** WHAT TO DO **
Starting with the line that holds "Extract all readable text from this page.", copy out each remaining line of the listing below, up to and including the last one, and include nothing else.

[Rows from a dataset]
-- Begin --
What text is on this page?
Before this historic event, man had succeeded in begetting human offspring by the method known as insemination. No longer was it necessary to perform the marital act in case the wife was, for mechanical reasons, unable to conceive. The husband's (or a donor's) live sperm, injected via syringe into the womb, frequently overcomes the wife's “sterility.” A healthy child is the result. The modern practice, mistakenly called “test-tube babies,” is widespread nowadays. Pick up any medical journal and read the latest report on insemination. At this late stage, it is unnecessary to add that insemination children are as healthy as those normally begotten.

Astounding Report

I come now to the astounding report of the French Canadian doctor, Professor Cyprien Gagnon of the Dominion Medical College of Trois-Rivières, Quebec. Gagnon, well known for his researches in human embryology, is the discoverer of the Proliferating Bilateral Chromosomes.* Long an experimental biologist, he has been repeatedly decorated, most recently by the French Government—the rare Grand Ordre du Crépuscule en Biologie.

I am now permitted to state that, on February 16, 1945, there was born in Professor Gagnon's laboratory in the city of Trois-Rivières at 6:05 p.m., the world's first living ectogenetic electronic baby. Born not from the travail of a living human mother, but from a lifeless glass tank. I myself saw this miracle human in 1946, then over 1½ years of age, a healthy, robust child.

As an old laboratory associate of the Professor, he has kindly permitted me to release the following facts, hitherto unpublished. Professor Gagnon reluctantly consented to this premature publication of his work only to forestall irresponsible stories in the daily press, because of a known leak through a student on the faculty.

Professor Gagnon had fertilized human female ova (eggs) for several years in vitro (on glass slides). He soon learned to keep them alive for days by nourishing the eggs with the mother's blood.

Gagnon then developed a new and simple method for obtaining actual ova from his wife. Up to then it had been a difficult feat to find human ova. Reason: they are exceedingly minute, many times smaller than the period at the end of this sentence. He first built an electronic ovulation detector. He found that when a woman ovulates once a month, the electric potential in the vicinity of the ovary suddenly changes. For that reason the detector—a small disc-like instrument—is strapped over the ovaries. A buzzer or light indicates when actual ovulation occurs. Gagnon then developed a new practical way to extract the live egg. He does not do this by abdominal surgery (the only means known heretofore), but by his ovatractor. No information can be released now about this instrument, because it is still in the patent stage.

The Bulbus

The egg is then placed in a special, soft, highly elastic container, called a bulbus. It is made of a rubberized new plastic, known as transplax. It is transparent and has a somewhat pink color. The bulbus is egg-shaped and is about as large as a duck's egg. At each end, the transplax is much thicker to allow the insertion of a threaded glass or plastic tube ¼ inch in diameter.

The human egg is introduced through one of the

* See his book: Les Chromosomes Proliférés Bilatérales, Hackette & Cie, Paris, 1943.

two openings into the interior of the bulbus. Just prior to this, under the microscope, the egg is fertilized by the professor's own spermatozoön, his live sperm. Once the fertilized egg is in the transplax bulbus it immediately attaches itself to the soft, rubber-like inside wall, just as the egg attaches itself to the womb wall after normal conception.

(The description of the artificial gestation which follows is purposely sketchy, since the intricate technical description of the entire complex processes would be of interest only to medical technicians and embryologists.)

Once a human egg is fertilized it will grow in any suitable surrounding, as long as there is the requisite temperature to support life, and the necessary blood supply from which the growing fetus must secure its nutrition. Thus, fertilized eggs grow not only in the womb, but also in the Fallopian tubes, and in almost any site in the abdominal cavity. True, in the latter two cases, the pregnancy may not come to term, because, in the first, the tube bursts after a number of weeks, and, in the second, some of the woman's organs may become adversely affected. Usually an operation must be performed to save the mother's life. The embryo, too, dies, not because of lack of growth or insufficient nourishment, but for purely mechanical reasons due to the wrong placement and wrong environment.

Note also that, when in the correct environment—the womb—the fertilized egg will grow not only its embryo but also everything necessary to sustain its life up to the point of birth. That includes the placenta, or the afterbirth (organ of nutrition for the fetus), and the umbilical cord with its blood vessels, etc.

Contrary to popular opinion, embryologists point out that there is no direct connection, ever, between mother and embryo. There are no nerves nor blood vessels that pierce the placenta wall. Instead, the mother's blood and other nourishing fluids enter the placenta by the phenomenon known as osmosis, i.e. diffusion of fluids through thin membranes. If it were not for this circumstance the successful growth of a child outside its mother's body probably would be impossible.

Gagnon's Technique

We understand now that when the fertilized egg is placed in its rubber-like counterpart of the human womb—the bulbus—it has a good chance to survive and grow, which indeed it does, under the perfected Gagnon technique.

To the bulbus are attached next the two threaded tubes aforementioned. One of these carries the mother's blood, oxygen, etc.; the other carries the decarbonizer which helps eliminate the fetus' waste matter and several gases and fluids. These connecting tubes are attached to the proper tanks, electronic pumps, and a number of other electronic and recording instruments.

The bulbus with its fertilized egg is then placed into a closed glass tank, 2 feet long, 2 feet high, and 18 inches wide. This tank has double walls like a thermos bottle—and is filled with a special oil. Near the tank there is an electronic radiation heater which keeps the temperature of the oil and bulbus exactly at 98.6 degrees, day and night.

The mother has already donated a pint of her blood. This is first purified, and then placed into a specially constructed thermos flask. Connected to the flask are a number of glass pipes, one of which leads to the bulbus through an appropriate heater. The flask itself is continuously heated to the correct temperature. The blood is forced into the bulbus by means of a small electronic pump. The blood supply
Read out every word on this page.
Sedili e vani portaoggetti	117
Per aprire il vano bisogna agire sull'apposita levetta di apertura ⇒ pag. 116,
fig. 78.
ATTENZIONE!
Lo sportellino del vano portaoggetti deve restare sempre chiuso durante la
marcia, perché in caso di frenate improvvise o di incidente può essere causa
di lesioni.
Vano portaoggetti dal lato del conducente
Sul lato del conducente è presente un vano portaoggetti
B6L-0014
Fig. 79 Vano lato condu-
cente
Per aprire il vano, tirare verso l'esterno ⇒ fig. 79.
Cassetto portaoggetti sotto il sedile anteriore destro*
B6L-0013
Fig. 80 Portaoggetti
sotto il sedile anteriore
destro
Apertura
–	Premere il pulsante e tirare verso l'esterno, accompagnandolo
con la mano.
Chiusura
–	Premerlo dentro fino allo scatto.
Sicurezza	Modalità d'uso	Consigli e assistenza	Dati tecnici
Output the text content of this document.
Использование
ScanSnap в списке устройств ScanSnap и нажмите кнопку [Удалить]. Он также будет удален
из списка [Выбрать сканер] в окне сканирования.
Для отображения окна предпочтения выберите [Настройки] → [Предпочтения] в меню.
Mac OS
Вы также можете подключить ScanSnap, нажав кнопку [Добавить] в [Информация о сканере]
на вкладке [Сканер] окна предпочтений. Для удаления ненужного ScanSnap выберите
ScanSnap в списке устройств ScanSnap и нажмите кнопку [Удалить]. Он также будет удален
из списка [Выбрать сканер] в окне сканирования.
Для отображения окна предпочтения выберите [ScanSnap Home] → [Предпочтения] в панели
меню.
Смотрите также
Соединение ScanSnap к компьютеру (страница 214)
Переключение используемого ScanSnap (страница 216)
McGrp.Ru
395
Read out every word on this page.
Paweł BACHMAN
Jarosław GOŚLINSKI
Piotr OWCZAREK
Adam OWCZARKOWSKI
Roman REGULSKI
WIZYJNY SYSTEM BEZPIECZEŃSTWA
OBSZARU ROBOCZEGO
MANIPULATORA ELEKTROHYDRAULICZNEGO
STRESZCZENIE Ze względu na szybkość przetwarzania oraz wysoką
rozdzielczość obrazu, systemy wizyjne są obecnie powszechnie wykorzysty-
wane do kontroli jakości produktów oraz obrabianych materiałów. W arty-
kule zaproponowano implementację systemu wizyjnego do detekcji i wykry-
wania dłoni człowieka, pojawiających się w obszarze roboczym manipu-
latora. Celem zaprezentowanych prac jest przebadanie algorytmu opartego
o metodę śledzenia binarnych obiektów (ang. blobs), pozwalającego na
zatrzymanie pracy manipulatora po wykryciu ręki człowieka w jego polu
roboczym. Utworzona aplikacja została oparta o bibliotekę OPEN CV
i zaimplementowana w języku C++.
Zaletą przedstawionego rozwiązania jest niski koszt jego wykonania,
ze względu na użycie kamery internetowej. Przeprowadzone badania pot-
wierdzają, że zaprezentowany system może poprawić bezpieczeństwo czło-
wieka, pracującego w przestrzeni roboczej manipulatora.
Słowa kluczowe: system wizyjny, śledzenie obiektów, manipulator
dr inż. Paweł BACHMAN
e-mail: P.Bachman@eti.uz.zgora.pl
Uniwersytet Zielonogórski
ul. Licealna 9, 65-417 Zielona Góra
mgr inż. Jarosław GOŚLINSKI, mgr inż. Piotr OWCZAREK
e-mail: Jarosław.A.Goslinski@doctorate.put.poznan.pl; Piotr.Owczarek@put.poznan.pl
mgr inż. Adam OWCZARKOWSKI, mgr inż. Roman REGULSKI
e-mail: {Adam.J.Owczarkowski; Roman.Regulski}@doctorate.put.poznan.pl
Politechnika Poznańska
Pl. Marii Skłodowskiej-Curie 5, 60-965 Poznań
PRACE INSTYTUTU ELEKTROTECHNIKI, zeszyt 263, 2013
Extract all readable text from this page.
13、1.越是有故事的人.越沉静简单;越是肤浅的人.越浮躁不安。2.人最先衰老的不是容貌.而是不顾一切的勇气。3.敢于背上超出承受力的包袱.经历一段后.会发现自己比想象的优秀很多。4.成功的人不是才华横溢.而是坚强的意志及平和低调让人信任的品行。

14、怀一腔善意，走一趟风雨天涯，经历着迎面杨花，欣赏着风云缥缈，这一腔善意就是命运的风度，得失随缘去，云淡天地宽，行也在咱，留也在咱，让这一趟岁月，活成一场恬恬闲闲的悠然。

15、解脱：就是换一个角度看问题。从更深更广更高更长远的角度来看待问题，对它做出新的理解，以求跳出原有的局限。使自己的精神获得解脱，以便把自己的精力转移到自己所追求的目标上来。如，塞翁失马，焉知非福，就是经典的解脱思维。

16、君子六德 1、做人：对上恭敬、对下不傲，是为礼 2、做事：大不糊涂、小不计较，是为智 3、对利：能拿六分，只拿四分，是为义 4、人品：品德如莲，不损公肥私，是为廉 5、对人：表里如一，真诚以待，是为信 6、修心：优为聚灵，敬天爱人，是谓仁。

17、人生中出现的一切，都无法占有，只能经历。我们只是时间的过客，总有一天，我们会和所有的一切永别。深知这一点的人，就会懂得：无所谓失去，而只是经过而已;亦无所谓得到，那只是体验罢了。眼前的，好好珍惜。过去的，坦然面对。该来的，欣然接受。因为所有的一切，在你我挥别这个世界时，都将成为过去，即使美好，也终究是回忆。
-- End --
** ANSWER IN FULL **
Extract all readable text from this page.
13、1.越是有故事的人.越沉静简单;越是肤浅的人.越浮躁不安。2.人最先衰老的不是容貌.而是不顾一切的勇气。3.敢于背上超出承受力的包袱.经历一段后.会发现自己比想象的优秀很多。4.成功的人不是才华横溢.而是坚强的意志及平和低调让人信任的品行。

14、怀一腔善意，走一趟风雨天涯，经历着迎面杨花，欣赏着风云缥缈，这一腔善意就是命运的风度，得失随缘去，云淡天地宽，行也在咱，留也在咱，让这一趟岁月，活成一场恬恬闲闲的悠然。

15、解脱：就是换一个角度看问题。从更深更广更高更长远的角度来看待问题，对它做出新的理解，以求跳出原有的局限。使自己的精神获得解脱，以便把自己的精力转移到自己所追求的目标上来。如，塞翁失马，焉知非福，就是经典的解脱思维。

16、君子六德 1、做人：对上恭敬、对下不傲，是为礼 2、做事：大不糊涂、小不计较，是为智 3、对利：能拿六分，只拿四分，是为义 4、人品：品德如莲，不损公肥私，是为廉 5、对人：表里如一，真诚以待，是为信 6、修心：优为聚灵，敬天爱人，是谓仁。

17、人生中出现的一切，都无法占有，只能经历。我们只是时间的过客，总有一天，我们会和所有的一切永别。深知这一点的人，就会懂得：无所谓失去，而只是经过而已;亦无所谓得到，那只是体验罢了。眼前的，好好珍惜。过去的，坦然面对。该来的，欣然接受。因为所有的一切，在你我挥别这个世界时，都将成为过去，即使美好，也终究是回忆。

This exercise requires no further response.